TASK STATEMENT:
Omit every picture and return the rest of the data unaltered.

MATERIAL FOR THIS TASK:
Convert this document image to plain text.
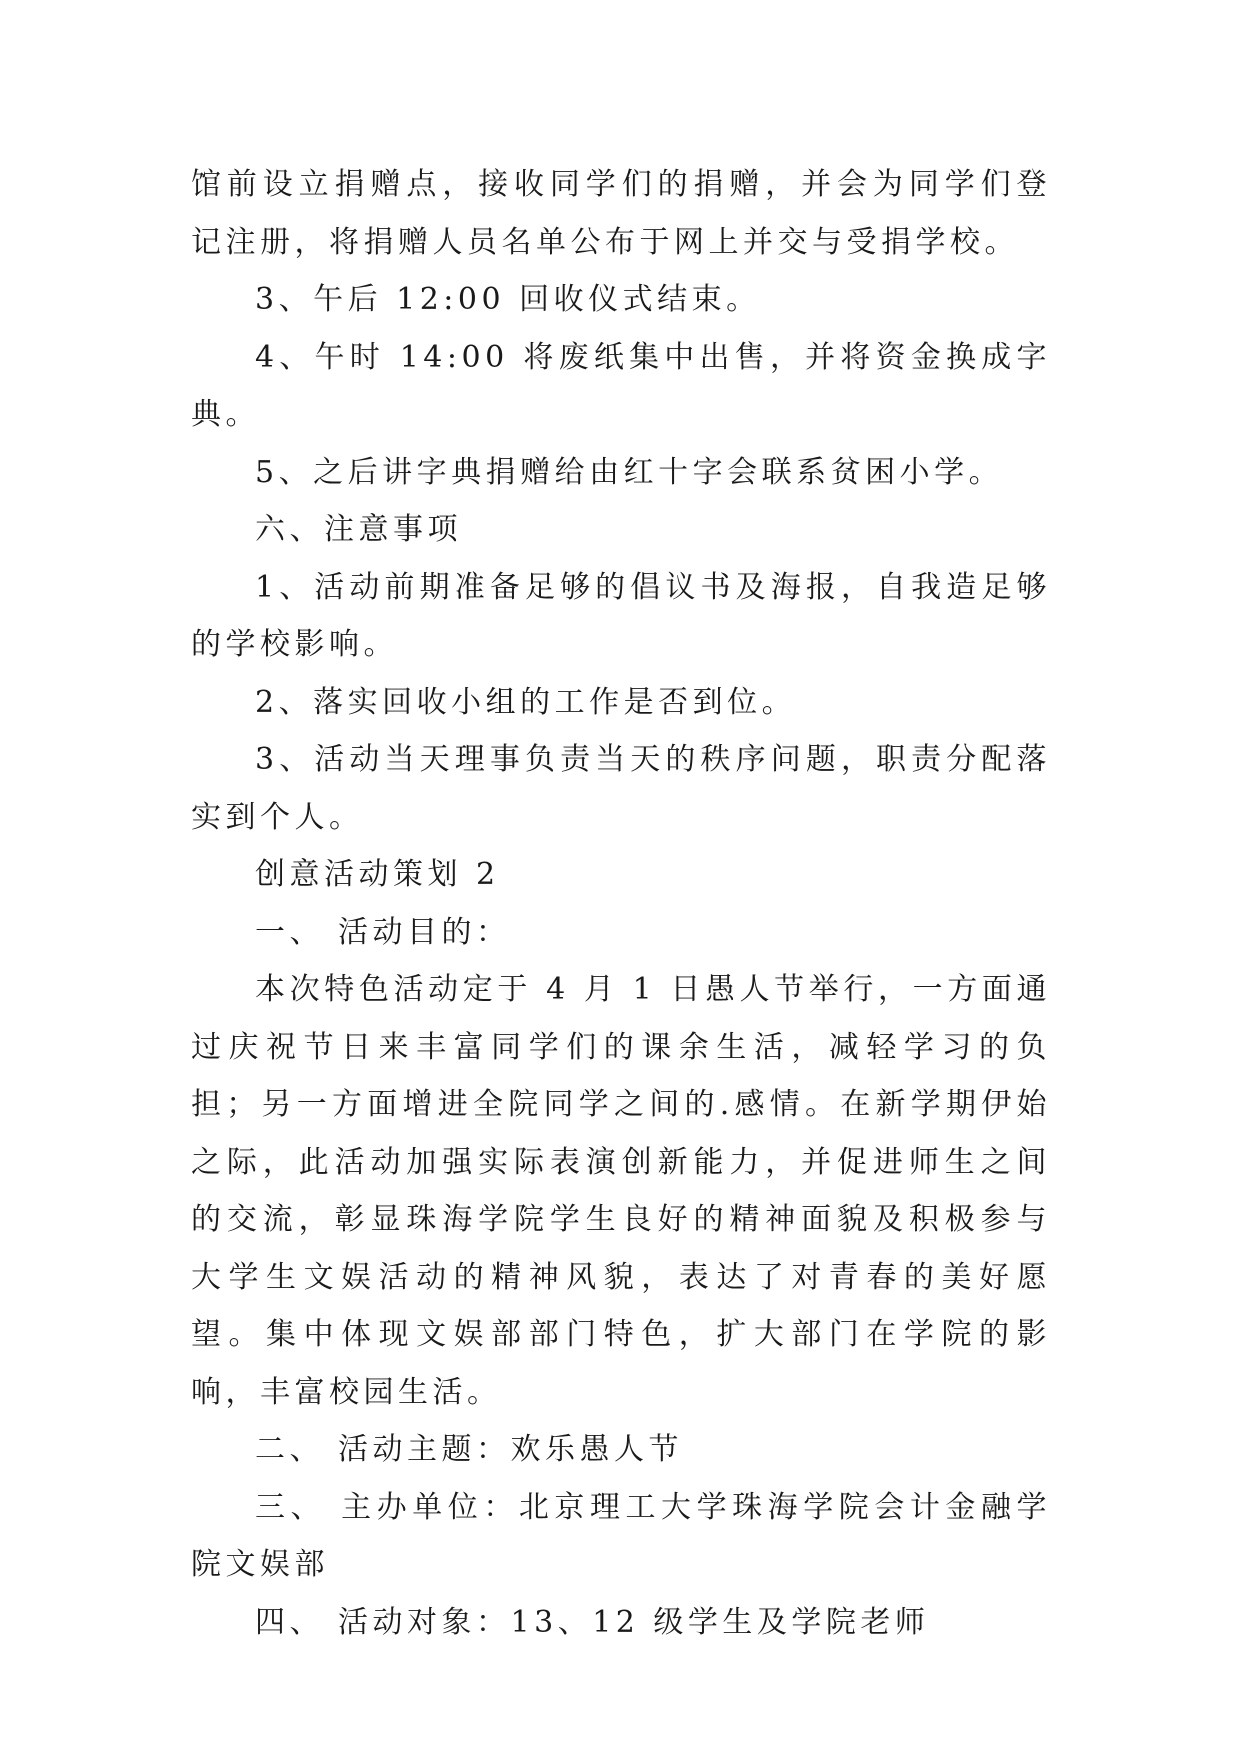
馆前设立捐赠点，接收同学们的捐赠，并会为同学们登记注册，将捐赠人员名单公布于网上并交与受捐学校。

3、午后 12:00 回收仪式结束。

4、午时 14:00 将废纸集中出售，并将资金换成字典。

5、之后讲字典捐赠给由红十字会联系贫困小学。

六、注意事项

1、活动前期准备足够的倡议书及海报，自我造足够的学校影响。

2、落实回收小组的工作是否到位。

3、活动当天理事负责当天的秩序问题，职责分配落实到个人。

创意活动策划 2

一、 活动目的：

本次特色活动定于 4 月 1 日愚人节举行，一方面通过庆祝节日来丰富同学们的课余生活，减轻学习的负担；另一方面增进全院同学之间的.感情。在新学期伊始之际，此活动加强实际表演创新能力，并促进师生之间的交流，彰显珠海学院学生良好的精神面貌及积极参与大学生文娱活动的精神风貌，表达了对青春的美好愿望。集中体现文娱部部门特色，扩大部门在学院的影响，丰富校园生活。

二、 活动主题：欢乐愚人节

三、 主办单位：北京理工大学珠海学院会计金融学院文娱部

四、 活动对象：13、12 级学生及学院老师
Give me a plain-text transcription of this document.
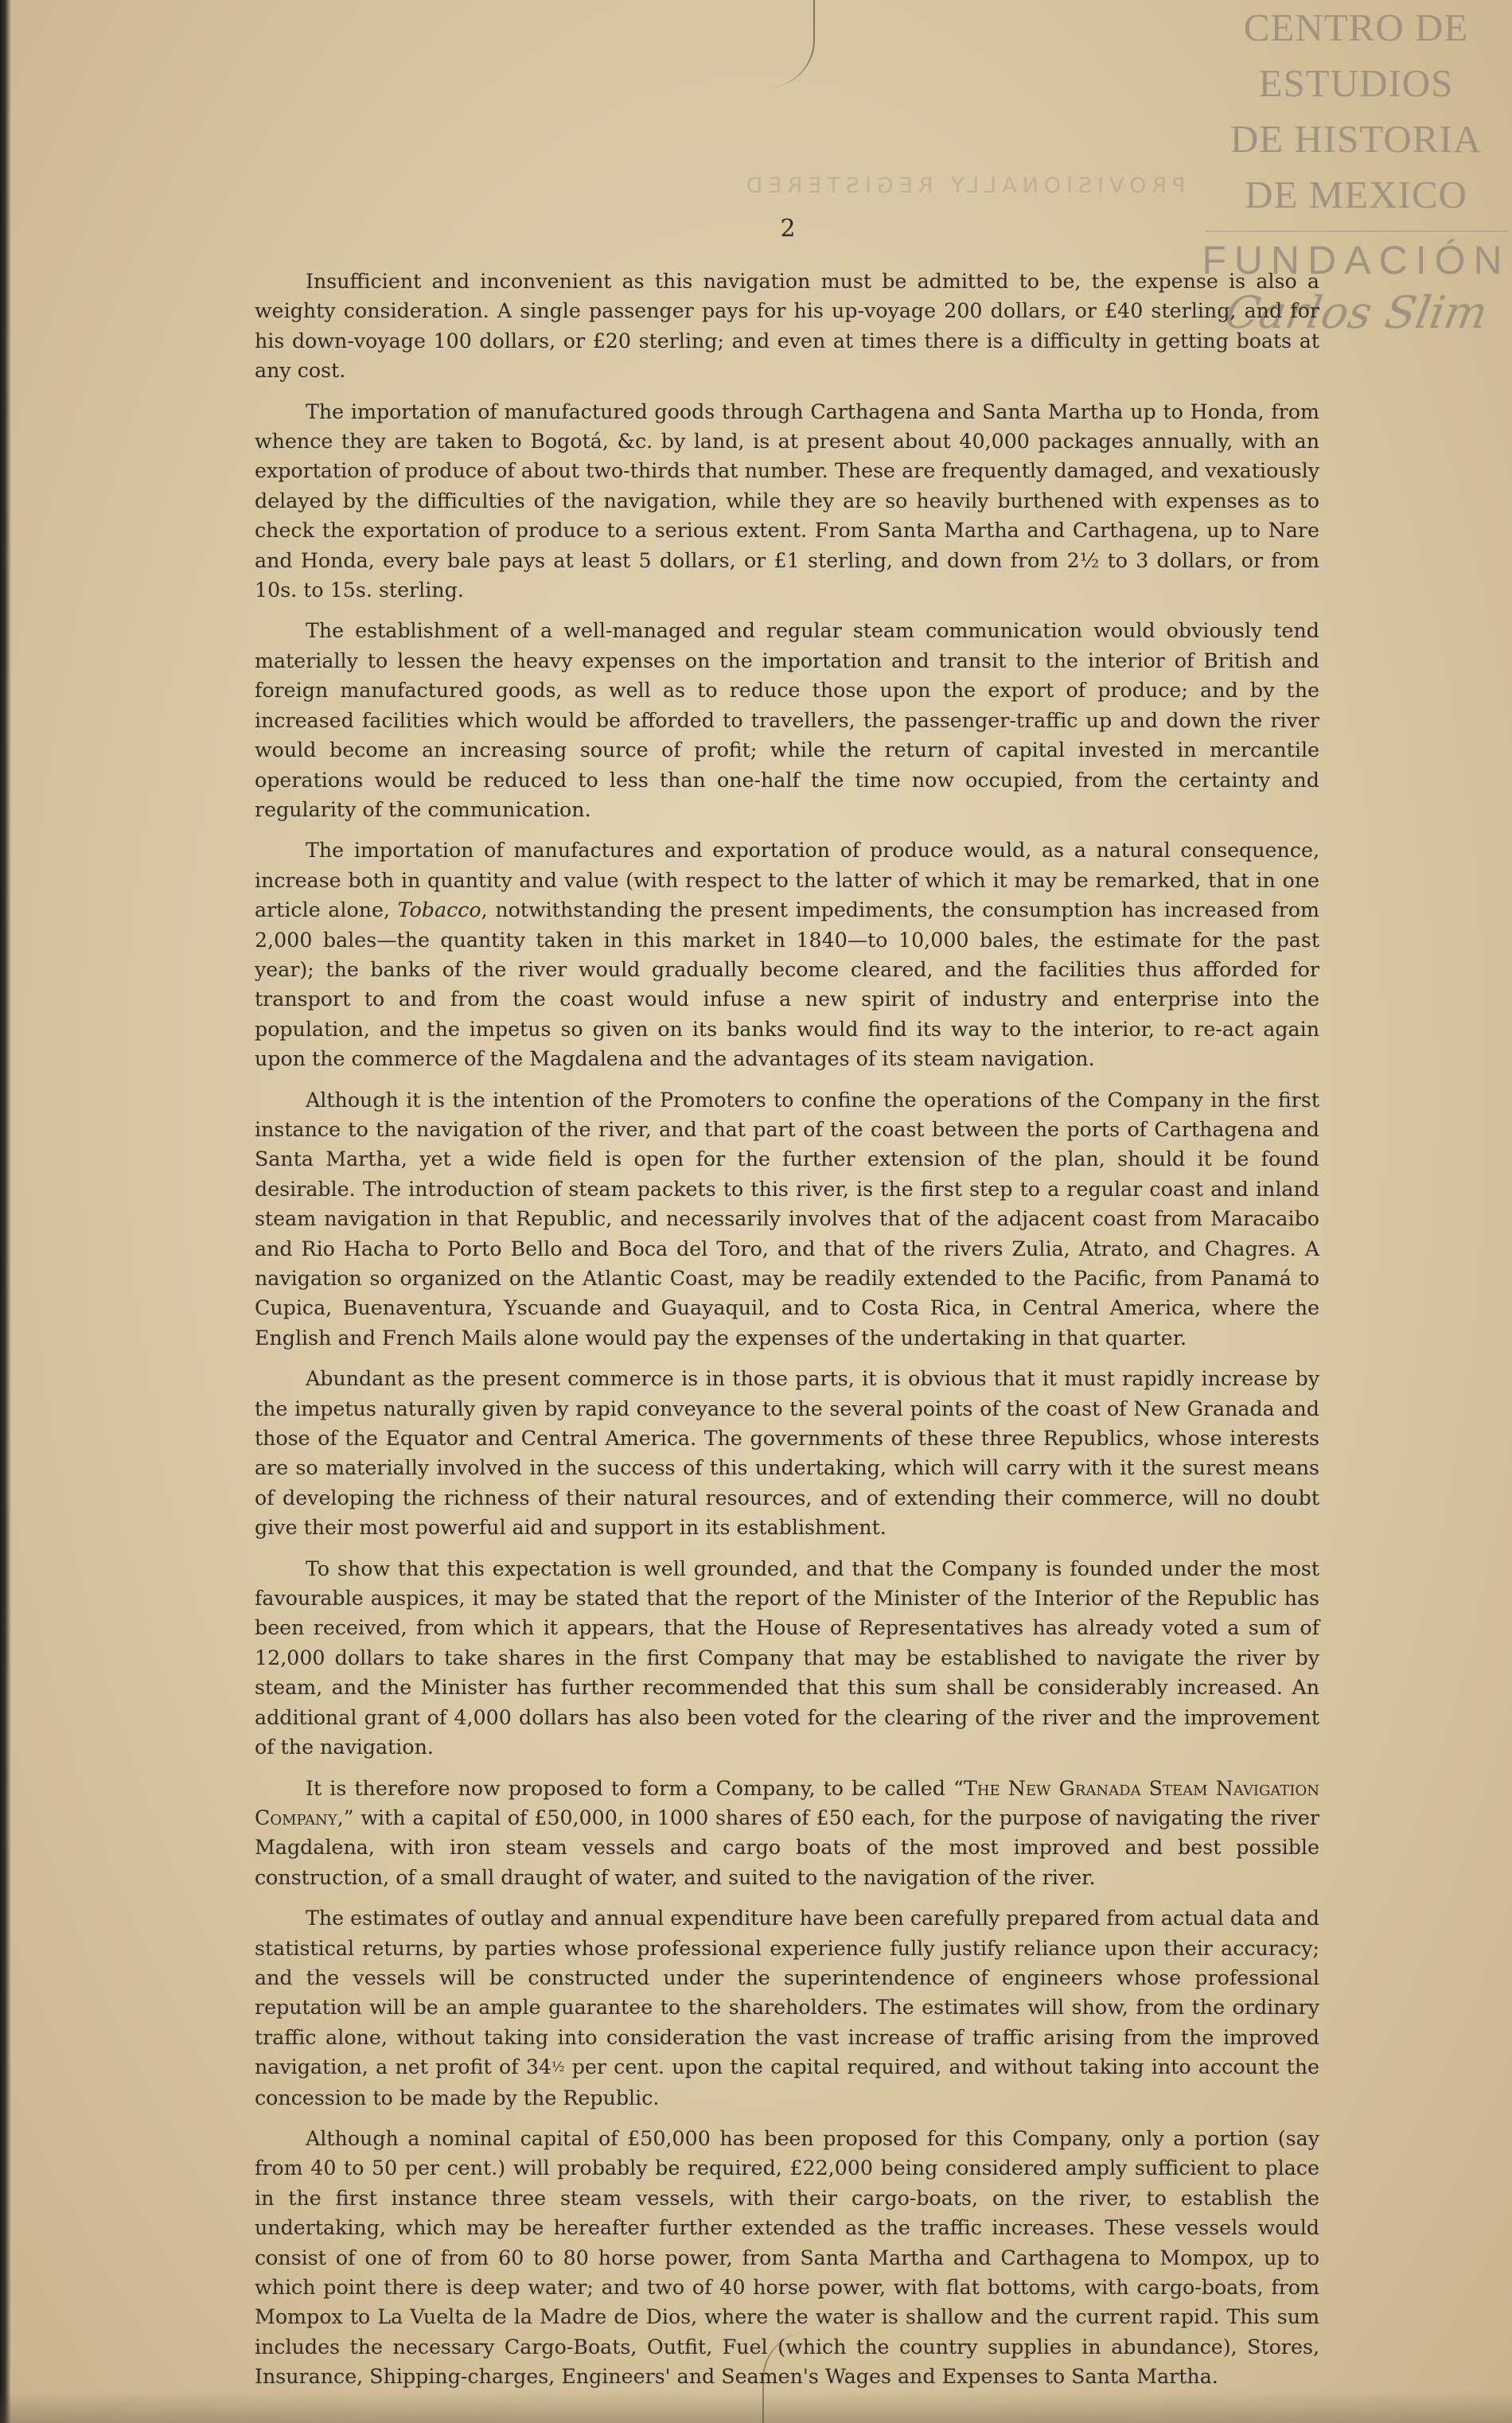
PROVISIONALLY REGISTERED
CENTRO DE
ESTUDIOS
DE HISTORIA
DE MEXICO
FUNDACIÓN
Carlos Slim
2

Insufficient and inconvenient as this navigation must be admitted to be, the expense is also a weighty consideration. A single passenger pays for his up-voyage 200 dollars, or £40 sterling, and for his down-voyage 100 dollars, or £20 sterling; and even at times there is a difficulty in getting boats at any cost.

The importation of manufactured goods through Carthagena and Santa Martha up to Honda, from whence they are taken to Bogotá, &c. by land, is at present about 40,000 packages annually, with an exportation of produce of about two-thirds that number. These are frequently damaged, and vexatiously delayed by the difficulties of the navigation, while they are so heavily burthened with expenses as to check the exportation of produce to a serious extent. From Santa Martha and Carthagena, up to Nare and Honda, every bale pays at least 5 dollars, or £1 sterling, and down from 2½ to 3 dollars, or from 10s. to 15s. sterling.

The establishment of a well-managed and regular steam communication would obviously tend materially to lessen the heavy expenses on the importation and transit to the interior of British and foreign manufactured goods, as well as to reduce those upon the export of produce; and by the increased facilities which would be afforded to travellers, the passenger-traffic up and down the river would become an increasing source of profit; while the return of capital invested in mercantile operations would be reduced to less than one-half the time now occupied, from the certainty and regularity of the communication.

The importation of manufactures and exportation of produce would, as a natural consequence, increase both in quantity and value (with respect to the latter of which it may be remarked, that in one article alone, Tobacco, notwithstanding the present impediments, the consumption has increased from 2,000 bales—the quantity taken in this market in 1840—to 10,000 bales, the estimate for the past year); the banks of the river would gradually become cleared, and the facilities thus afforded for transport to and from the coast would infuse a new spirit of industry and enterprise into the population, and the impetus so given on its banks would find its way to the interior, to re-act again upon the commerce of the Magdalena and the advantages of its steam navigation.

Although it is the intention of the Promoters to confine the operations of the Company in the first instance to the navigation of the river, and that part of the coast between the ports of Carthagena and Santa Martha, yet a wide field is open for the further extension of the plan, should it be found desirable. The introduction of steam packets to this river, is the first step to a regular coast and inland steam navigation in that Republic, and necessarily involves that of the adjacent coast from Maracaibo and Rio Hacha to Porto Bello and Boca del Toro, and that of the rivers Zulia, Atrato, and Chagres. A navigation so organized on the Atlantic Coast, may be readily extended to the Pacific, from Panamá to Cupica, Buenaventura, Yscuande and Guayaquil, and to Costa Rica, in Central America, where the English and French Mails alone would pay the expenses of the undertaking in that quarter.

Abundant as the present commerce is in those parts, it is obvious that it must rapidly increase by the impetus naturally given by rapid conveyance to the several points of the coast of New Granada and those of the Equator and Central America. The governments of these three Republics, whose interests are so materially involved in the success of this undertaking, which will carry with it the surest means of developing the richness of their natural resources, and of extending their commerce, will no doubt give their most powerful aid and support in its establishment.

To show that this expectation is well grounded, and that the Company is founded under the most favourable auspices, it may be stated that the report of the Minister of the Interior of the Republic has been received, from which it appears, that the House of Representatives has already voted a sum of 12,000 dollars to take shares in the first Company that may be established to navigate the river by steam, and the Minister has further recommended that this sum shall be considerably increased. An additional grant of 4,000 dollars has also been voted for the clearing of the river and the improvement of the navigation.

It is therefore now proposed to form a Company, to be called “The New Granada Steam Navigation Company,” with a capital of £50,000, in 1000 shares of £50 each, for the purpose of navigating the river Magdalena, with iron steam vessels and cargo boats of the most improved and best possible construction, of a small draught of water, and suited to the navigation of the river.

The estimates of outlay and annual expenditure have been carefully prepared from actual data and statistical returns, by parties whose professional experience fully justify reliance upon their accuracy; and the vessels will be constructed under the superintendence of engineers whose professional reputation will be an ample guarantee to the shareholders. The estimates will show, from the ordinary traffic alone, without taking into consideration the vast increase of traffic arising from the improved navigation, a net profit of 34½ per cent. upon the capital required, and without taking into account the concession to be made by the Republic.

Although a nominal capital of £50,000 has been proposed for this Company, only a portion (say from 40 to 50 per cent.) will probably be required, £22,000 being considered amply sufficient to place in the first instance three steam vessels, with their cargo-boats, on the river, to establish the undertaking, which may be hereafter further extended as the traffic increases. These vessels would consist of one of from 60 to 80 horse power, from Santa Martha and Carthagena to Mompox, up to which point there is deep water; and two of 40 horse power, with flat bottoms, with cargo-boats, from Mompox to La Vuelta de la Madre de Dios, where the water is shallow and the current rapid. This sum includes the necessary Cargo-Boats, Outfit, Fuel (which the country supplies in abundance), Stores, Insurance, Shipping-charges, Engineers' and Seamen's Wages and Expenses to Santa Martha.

ANSWER TO THIS PROBLEM:
Convert this document image to plain text.
馆前设立捐赠点，接收同学们的捐赠，并会为同学们登记注册，将捐赠人员名单公布于网上并交与受捐学校。

3、午后 12:00 回收仪式结束。

4、午时 14:00 将废纸集中出售，并将资金换成字典。

5、之后讲字典捐赠给由红十字会联系贫困小学。

六、注意事项

1、活动前期准备足够的倡议书及海报，自我造足够的学校影响。

2、落实回收小组的工作是否到位。

3、活动当天理事负责当天的秩序问题，职责分配落实到个人。

创意活动策划 2

一、 活动目的：

本次特色活动定于 4 月 1 日愚人节举行，一方面通过庆祝节日来丰富同学们的课余生活，减轻学习的负担；另一方面增进全院同学之间的.感情。在新学期伊始之际，此活动加强实际表演创新能力，并促进师生之间的交流，彰显珠海学院学生良好的精神面貌及积极参与大学生文娱活动的精神风貌，表达了对青春的美好愿望。集中体现文娱部部门特色，扩大部门在学院的影响，丰富校园生活。

二、 活动主题：欢乐愚人节

三、 主办单位：北京理工大学珠海学院会计金融学院文娱部

四、 活动对象：13、12 级学生及学院老师
Give me a plain-text transcription of this document.
PROVISIONALLY REGISTERED
CENTRO DE
ESTUDIOS
DE HISTORIA
DE MEXICO
FUNDACIÓN
Carlos Slim
2

Insufficient and inconvenient as this navigation must be admitted to be, the expense is also a weighty consideration. A single passenger pays for his up-voyage 200 dollars, or £40 sterling, and for his down-voyage 100 dollars, or £20 sterling; and even at times there is a difficulty in getting boats at any cost.

The importation of manufactured goods through Carthagena and Santa Martha up to Honda, from whence they are taken to Bogotá, &c. by land, is at present about 40,000 packages annually, with an exportation of produce of about two-thirds that number. These are frequently damaged, and vexatiously delayed by the difficulties of the navigation, while they are so heavily burthened with expenses as to check the exportation of produce to a serious extent. From Santa Martha and Carthagena, up to Nare and Honda, every bale pays at least 5 dollars, or £1 sterling, and down from 2½ to 3 dollars, or from 10s. to 15s. sterling.

The establishment of a well-managed and regular steam communication would obviously tend materially to lessen the heavy expenses on the importation and transit to the interior of British and foreign manufactured goods, as well as to reduce those upon the export of produce; and by the increased facilities which would be afforded to travellers, the passenger-traffic up and down the river would become an increasing source of profit; while the return of capital invested in mercantile operations would be reduced to less than one-half the time now occupied, from the certainty and regularity of the communication.

The importation of manufactures and exportation of produce would, as a natural consequence, increase both in quantity and value (with respect to the latter of which it may be remarked, that in one article alone, Tobacco, notwithstanding the present impediments, the consumption has increased from 2,000 bales—the quantity taken in this market in 1840—to 10,000 bales, the estimate for the past year); the banks of the river would gradually become cleared, and the facilities thus afforded for transport to and from the coast would infuse a new spirit of industry and enterprise into the population, and the impetus so given on its banks would find its way to the interior, to re-act again upon the commerce of the Magdalena and the advantages of its steam navigation.

Although it is the intention of the Promoters to confine the operations of the Company in the first instance to the navigation of the river, and that part of the coast between the ports of Carthagena and Santa Martha, yet a wide field is open for the further extension of the plan, should it be found desirable. The introduction of steam packets to this river, is the first step to a regular coast and inland steam navigation in that Republic, and necessarily involves that of the adjacent coast from Maracaibo and Rio Hacha to Porto Bello and Boca del Toro, and that of the rivers Zulia, Atrato, and Chagres. A navigation so organized on the Atlantic Coast, may be readily extended to the Pacific, from Panamá to Cupica, Buenaventura, Yscuande and Guayaquil, and to Costa Rica, in Central America, where the English and French Mails alone would pay the expenses of the undertaking in that quarter.

Abundant as the present commerce is in those parts, it is obvious that it must rapidly increase by the impetus naturally given by rapid conveyance to the several points of the coast of New Granada and those of the Equator and Central America. The governments of these three Republics, whose interests are so materially involved in the success of this undertaking, which will carry with it the surest means of developing the richness of their natural resources, and of extending their commerce, will no doubt give their most powerful aid and support in its establishment.

To show that this expectation is well grounded, and that the Company is founded under the most favourable auspices, it may be stated that the report of the Minister of the Interior of the Republic has been received, from which it appears, that the House of Representatives has already voted a sum of 12,000 dollars to take shares in the first Company that may be established to navigate the river by steam, and the Minister has further recommended that this sum shall be considerably increased. An additional grant of 4,000 dollars has also been voted for the clearing of the river and the improvement of the navigation.

It is therefore now proposed to form a Company, to be called “The New Granada Steam Navigation Company,” with a capital of £50,000, in 1000 shares of £50 each, for the purpose of navigating the river Magdalena, with iron steam vessels and cargo boats of the most improved and best possible construction, of a small draught of water, and suited to the navigation of the river.

The estimates of outlay and annual expenditure have been carefully prepared from actual data and statistical returns, by parties whose professional experience fully justify reliance upon their accuracy; and the vessels will be constructed under the superintendence of engineers whose professional reputation will be an ample guarantee to the shareholders. The estimates will show, from the ordinary traffic alone, without taking into consideration the vast increase of traffic arising from the improved navigation, a net profit of 34½ per cent. upon the capital required, and without taking into account the concession to be made by the Republic.

Although a nominal capital of £50,000 has been proposed for this Company, only a portion (say from 40 to 50 per cent.) will probably be required, £22,000 being considered amply sufficient to place in the first instance three steam vessels, with their cargo-boats, on the river, to establish the undertaking, which may be hereafter further extended as the traffic increases. These vessels would consist of one of from 60 to 80 horse power, from Santa Martha and Carthagena to Mompox, up to which point there is deep water; and two of 40 horse power, with flat bottoms, with cargo-boats, from Mompox to La Vuelta de la Madre de Dios, where the water is shallow and the current rapid. This sum includes the necessary Cargo-Boats, Outfit, Fuel (which the country supplies in abundance), Stores, Insurance, Shipping-charges, Engineers' and Seamen's Wages and Expenses to Santa Martha.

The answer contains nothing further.